Written exercise | Output all records precisely as written.

Records for the exercise |
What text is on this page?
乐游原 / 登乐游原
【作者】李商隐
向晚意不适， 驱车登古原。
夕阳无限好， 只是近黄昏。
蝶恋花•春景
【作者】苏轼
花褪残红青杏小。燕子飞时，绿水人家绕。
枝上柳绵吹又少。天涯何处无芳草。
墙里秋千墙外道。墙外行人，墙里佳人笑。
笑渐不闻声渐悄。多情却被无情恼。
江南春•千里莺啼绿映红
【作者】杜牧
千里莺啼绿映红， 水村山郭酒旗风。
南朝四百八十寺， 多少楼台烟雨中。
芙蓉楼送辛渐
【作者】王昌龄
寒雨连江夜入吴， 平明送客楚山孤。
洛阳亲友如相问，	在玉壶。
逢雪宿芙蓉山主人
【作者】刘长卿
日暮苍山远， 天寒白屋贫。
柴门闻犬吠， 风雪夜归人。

Response to this task |
What text is on this page?
乐游原 / 登乐游原
【作者】李商隐
向晚意不适， 驱车登古原。
夕阳无限好， 只是近黄昏。
蝶恋花•春景
【作者】苏轼
花褪残红青杏小。燕子飞时，绿水人家绕。
枝上柳绵吹又少。天涯何处无芳草。
墙里秋千墙外道。墙外行人，墙里佳人笑。
笑渐不闻声渐悄。多情却被无情恼。
江南春•千里莺啼绿映红
【作者】杜牧
千里莺啼绿映红， 水村山郭酒旗风。
南朝四百八十寺， 多少楼台烟雨中。
芙蓉楼送辛渐
【作者】王昌龄
寒雨连江夜入吴， 平明送客楚山孤。
洛阳亲友如相问，	在玉壶。
逢雪宿芙蓉山主人
【作者】刘长卿
日暮苍山远， 天寒白屋贫。
柴门闻犬吠， 风雪夜归人。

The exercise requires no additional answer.